OBJECTIVE —
Select all lines in the records that include "Current".

-- Begin TASK DATA --

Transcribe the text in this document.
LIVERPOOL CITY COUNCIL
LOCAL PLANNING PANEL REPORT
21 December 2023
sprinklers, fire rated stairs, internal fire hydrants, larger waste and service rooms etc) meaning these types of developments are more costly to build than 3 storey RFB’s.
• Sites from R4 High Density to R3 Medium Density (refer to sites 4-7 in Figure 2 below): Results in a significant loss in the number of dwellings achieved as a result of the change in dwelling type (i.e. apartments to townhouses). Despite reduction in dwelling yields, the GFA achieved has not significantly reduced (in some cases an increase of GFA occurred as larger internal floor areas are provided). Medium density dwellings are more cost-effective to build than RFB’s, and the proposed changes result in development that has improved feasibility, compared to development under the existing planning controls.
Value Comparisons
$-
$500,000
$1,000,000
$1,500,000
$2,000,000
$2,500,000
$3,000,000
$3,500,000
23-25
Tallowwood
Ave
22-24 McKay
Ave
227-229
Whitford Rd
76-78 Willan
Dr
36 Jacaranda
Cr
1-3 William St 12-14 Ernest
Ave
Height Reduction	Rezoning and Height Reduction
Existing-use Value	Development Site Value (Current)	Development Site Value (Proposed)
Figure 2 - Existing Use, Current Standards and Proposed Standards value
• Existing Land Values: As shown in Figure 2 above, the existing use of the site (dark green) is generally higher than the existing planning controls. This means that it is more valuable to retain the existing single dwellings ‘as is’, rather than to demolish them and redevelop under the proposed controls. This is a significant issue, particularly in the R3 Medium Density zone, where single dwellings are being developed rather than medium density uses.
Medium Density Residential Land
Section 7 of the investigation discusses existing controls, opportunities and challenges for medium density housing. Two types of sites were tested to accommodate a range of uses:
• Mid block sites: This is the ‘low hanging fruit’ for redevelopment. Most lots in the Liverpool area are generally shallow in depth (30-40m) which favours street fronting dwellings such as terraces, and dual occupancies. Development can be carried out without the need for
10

-- End TASK DATA --

EXPECTED ANSWER —
Existing-use Value	Development Site Value (Current)	Development Site Value (Proposed)
Figure 2 - Existing Use, Current Standards and Proposed Standards value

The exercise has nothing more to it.